_WHAT YOU NEED TO DO_:
Find the lines of data that contain the string "name", then list them.
---------- DATASET EXTRACT
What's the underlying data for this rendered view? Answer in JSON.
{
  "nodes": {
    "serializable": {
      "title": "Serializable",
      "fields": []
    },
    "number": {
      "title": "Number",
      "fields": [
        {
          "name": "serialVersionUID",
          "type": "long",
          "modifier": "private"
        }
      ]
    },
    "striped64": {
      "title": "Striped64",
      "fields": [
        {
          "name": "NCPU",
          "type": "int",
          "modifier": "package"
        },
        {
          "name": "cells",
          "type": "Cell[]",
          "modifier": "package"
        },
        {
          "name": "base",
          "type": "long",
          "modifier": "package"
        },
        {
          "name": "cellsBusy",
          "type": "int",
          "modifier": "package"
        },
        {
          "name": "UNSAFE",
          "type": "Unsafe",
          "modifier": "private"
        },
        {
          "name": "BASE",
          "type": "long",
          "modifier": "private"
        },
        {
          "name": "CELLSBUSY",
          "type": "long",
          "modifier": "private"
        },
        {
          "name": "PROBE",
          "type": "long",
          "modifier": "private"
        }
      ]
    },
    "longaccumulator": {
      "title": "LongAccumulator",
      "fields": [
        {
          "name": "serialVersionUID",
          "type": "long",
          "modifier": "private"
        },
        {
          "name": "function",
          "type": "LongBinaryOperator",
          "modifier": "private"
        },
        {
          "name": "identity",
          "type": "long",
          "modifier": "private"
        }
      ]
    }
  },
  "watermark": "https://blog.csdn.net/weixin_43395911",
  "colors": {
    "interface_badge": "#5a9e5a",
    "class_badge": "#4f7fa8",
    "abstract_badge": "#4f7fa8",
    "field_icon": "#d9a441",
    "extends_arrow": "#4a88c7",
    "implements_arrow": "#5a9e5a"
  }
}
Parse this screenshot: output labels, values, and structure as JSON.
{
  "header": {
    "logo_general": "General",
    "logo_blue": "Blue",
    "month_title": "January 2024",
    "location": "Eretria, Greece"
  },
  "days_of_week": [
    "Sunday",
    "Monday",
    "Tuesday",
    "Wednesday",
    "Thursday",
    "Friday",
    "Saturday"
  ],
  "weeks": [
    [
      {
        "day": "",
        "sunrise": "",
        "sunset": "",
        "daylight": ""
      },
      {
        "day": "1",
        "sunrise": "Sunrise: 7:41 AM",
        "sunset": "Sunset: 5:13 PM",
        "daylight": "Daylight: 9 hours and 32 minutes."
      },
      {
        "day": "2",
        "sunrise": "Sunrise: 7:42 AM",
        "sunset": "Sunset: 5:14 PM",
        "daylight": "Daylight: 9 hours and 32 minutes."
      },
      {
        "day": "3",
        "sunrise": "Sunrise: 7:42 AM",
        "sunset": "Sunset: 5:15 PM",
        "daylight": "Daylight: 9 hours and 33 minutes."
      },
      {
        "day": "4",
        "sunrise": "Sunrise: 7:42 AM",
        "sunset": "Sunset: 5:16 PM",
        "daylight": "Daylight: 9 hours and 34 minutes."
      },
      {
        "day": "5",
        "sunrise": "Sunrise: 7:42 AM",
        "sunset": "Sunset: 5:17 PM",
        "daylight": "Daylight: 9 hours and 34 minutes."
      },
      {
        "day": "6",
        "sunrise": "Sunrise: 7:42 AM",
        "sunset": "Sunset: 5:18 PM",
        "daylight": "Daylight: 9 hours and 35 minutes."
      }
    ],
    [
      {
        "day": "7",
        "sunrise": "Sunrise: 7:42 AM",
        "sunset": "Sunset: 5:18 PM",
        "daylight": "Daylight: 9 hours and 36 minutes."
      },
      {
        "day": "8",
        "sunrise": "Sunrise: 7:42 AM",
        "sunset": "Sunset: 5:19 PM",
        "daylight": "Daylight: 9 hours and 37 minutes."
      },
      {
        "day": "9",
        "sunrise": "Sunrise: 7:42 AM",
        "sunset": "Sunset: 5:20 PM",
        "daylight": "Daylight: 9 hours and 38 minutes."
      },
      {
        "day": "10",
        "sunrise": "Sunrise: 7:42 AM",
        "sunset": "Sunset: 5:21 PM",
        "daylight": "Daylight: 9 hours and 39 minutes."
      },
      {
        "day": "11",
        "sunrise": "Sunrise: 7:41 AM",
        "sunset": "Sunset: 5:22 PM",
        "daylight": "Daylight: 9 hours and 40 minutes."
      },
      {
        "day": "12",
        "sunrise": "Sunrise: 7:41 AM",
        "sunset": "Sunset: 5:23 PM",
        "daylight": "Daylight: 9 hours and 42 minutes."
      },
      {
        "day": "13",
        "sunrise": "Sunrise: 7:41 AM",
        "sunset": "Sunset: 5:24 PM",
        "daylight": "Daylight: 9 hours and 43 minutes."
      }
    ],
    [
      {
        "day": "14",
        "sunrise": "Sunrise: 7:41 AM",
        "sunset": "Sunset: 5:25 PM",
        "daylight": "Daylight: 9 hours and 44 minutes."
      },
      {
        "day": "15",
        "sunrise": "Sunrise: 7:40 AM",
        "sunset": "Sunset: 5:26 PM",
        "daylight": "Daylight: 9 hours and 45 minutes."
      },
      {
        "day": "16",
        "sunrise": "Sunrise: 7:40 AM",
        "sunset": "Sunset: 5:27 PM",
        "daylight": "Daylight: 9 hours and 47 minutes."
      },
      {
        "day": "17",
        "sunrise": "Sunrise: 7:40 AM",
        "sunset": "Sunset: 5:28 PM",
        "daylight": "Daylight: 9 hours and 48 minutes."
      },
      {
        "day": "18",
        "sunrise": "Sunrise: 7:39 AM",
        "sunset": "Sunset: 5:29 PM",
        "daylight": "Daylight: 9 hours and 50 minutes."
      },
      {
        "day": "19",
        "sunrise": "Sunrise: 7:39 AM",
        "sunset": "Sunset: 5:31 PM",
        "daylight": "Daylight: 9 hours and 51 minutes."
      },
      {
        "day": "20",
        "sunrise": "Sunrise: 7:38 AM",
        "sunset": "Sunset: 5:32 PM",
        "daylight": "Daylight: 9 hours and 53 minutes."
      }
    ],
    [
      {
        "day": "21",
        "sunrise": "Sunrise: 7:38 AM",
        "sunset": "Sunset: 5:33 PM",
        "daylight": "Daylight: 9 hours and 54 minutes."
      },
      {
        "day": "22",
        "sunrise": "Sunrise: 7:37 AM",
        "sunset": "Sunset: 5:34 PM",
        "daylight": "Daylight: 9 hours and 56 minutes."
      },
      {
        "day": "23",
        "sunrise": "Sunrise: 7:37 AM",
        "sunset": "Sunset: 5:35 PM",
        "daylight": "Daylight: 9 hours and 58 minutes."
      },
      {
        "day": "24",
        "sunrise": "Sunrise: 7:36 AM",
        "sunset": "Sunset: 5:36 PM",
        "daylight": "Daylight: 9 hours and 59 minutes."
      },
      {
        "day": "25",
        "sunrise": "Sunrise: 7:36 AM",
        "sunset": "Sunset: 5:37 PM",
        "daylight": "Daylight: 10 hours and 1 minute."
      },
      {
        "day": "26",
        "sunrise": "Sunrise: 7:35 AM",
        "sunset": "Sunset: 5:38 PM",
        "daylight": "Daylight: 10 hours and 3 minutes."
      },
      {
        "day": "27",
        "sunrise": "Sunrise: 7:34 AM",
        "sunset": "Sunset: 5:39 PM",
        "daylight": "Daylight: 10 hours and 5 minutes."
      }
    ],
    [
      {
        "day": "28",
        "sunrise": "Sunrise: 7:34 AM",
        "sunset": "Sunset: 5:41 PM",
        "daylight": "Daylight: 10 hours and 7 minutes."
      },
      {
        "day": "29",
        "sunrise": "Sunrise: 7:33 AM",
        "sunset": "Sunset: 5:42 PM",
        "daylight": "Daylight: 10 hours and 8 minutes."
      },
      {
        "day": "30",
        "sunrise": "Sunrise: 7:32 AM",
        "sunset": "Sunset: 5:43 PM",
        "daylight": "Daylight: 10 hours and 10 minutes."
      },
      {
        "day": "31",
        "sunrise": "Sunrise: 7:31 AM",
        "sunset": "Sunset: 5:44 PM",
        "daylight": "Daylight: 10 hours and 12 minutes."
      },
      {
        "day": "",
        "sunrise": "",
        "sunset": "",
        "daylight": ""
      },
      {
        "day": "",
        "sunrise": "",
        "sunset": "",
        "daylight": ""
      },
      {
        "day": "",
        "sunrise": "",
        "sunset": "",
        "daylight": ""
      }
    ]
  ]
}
--------------------
_FULL RESPONSE_:
          "name": "serialVersionUID",
          "name": "NCPU",
          "name": "cells",
          "name": "base",
          "name": "cellsBusy",
          "name": "UNSAFE",
          "name": "BASE",
          "name": "CELLSBUSY",
          "name": "PROBE",
          "name": "serialVersionUID",
          "name": "function",
          "name": "identity",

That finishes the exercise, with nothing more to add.